— Stated goal —
Find the lines with the string "Forecast" and return them.

— Stored rows —
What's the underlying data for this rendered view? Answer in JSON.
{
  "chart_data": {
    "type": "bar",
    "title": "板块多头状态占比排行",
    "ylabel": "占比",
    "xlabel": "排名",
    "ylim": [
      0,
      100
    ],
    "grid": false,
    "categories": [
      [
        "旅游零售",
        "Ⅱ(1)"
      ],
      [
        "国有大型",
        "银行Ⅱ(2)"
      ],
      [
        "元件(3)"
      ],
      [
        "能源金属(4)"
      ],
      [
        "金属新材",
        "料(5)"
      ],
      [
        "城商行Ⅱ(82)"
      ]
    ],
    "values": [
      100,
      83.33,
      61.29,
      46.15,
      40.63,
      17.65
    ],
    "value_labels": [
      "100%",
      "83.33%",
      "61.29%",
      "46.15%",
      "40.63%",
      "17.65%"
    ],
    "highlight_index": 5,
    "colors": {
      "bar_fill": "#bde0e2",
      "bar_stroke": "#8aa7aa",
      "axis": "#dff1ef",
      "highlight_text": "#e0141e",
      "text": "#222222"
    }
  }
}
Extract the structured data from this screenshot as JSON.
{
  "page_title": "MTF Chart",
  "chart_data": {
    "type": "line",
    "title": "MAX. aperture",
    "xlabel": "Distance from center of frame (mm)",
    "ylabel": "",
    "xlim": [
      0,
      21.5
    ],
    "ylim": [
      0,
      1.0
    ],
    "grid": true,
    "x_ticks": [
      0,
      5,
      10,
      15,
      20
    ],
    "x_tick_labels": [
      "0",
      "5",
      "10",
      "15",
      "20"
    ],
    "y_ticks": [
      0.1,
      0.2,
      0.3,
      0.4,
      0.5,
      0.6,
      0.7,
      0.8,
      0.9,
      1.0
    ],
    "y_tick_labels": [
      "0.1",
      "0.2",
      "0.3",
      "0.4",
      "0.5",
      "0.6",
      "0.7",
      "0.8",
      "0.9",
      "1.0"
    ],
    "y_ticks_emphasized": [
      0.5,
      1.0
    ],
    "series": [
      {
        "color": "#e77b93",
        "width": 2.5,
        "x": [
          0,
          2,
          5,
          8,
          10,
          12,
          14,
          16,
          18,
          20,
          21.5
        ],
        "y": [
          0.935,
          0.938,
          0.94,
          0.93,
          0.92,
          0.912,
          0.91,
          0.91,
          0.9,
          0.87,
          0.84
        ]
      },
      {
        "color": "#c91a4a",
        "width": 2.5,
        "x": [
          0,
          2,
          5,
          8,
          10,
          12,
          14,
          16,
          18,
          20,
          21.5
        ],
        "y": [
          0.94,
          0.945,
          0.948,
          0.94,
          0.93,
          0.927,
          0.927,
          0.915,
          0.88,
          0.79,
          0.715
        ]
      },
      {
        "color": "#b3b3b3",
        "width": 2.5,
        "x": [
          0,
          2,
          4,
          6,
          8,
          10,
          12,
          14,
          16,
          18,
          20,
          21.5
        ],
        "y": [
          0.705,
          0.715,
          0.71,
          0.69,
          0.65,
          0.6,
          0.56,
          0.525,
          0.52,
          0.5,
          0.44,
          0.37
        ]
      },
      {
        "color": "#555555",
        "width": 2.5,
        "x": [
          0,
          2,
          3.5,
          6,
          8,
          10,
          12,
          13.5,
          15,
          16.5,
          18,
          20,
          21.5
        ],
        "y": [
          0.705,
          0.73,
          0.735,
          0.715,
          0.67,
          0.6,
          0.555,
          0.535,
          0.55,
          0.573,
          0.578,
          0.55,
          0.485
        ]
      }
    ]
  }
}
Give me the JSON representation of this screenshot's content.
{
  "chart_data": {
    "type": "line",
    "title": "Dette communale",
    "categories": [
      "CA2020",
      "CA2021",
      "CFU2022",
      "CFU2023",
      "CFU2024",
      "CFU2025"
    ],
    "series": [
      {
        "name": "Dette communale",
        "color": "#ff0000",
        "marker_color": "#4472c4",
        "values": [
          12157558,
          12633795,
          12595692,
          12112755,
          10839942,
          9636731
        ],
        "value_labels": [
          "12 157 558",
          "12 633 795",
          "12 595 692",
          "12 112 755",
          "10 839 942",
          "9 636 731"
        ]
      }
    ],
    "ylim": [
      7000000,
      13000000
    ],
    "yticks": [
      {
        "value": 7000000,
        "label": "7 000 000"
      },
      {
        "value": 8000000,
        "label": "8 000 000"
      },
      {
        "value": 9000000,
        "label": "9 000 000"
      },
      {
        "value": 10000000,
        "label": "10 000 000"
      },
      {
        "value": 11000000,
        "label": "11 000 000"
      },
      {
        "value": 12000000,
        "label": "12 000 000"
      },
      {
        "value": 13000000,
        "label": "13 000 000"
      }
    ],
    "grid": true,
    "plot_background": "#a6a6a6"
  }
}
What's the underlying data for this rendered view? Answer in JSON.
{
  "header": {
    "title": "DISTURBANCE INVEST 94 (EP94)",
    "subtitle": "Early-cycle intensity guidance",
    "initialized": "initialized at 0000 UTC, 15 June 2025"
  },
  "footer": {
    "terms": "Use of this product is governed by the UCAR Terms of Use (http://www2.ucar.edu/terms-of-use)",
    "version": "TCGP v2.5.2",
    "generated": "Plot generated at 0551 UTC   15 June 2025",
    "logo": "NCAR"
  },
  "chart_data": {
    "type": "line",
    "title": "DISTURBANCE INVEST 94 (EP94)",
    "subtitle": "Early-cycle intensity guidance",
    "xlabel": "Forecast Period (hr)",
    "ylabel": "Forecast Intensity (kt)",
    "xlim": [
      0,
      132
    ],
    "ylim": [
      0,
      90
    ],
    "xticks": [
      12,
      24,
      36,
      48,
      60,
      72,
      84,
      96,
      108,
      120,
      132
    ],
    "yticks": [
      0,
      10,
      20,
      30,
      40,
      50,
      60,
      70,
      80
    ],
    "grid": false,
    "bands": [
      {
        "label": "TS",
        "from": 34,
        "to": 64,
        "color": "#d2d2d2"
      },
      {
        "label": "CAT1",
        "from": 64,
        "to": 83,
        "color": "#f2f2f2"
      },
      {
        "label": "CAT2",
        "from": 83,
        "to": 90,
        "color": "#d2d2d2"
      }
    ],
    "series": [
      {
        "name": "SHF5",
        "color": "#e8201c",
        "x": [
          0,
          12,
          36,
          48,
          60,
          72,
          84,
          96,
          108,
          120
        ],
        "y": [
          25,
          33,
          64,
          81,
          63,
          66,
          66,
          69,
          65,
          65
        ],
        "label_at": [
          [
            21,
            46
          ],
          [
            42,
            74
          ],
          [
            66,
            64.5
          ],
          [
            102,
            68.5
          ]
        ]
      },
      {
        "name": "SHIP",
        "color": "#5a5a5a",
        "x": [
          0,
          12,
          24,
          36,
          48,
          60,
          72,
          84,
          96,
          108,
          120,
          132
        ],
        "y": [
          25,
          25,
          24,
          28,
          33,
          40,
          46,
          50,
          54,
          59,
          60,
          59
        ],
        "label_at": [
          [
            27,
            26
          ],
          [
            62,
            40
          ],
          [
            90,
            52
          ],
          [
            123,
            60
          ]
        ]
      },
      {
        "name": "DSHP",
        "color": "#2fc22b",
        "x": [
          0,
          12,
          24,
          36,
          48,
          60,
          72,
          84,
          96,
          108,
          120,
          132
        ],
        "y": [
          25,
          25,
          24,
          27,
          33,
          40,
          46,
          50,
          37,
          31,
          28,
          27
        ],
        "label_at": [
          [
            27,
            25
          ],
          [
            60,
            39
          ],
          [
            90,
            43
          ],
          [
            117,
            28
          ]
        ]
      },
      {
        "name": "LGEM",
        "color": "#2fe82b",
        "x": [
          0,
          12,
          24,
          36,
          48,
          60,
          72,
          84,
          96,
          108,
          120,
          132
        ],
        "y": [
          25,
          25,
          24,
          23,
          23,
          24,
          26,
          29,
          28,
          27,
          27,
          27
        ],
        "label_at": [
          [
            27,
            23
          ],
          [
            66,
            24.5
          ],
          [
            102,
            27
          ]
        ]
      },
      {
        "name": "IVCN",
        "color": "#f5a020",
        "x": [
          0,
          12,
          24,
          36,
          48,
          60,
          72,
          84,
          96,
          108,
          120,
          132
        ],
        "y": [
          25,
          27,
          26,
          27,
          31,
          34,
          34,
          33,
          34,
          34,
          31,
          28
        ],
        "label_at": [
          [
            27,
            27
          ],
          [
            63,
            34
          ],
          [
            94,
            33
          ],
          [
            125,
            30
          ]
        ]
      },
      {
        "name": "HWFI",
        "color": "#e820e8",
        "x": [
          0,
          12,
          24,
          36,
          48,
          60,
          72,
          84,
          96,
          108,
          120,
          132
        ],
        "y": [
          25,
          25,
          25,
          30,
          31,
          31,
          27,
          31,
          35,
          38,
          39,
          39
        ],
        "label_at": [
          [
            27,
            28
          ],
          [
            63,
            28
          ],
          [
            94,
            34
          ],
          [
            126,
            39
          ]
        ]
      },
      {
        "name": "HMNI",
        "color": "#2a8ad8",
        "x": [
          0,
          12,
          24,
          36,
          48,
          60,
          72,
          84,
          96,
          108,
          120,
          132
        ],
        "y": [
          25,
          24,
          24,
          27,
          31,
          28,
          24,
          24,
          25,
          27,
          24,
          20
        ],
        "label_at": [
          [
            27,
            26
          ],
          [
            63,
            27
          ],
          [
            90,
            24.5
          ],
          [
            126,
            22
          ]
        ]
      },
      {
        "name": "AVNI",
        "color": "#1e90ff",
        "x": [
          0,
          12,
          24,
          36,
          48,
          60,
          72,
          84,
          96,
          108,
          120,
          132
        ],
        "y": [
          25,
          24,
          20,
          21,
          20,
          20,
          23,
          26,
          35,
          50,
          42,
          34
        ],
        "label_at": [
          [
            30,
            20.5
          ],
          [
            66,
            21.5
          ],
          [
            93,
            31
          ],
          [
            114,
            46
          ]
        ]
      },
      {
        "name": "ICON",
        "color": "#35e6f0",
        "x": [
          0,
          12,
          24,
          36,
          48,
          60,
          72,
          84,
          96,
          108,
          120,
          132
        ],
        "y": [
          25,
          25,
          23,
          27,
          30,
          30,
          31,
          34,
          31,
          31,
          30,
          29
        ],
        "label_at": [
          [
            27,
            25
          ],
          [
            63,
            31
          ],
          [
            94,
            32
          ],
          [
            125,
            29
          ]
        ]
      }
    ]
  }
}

— Complete response —
    "xlabel": "Forecast Period (hr)",
    "ylabel": "Forecast Intensity (kt)",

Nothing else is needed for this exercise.